What you should do: Retype the listing that follows, exactly as written.

(Collection entries)

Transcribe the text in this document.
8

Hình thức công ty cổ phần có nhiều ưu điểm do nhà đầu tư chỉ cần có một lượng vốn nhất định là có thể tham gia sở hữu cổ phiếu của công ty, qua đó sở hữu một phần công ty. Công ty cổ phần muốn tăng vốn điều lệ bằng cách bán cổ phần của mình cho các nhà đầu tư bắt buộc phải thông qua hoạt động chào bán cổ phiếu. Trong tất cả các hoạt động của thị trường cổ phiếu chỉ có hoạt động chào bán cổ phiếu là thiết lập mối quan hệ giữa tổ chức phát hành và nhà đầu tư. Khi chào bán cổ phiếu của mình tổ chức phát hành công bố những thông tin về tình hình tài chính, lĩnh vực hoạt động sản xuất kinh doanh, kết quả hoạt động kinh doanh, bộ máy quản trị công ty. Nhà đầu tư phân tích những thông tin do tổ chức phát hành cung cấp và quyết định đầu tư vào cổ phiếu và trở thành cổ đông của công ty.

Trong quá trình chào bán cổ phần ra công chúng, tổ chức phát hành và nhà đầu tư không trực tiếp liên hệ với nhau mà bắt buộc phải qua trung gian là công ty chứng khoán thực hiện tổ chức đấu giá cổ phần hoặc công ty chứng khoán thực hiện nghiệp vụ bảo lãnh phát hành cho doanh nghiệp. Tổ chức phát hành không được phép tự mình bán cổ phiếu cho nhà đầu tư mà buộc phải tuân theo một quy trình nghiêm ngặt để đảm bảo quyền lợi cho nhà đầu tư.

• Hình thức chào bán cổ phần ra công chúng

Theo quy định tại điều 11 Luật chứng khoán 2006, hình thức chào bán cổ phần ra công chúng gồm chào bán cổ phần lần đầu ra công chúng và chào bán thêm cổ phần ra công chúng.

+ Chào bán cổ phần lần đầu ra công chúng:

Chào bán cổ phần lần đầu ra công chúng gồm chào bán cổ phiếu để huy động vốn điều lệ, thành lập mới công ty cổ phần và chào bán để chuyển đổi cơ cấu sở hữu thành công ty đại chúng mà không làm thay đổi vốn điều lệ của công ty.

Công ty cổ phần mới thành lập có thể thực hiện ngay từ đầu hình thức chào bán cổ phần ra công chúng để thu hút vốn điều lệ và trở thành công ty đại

Worked solution:
Transcribe the text in this document.
8

Hình thức công ty cổ phần có nhiều ưu điểm do nhà đầu tư chỉ cần có một lượng vốn nhất định là có thể tham gia sở hữu cổ phiếu của công ty, qua đó sở hữu một phần công ty. Công ty cổ phần muốn tăng vốn điều lệ bằng cách bán cổ phần của mình cho các nhà đầu tư bắt buộc phải thông qua hoạt động chào bán cổ phiếu. Trong tất cả các hoạt động của thị trường cổ phiếu chỉ có hoạt động chào bán cổ phiếu là thiết lập mối quan hệ giữa tổ chức phát hành và nhà đầu tư. Khi chào bán cổ phiếu của mình tổ chức phát hành công bố những thông tin về tình hình tài chính, lĩnh vực hoạt động sản xuất kinh doanh, kết quả hoạt động kinh doanh, bộ máy quản trị công ty. Nhà đầu tư phân tích những thông tin do tổ chức phát hành cung cấp và quyết định đầu tư vào cổ phiếu và trở thành cổ đông của công ty.

Trong quá trình chào bán cổ phần ra công chúng, tổ chức phát hành và nhà đầu tư không trực tiếp liên hệ với nhau mà bắt buộc phải qua trung gian là công ty chứng khoán thực hiện tổ chức đấu giá cổ phần hoặc công ty chứng khoán thực hiện nghiệp vụ bảo lãnh phát hành cho doanh nghiệp. Tổ chức phát hành không được phép tự mình bán cổ phiếu cho nhà đầu tư mà buộc phải tuân theo một quy trình nghiêm ngặt để đảm bảo quyền lợi cho nhà đầu tư.

• Hình thức chào bán cổ phần ra công chúng

Theo quy định tại điều 11 Luật chứng khoán 2006, hình thức chào bán cổ phần ra công chúng gồm chào bán cổ phần lần đầu ra công chúng và chào bán thêm cổ phần ra công chúng.

+ Chào bán cổ phần lần đầu ra công chúng:

Chào bán cổ phần lần đầu ra công chúng gồm chào bán cổ phiếu để huy động vốn điều lệ, thành lập mới công ty cổ phần và chào bán để chuyển đổi cơ cấu sở hữu thành công ty đại chúng mà không làm thay đổi vốn điều lệ của công ty.

Công ty cổ phần mới thành lập có thể thực hiện ngay từ đầu hình thức chào bán cổ phần ra công chúng để thu hút vốn điều lệ và trở thành công ty đại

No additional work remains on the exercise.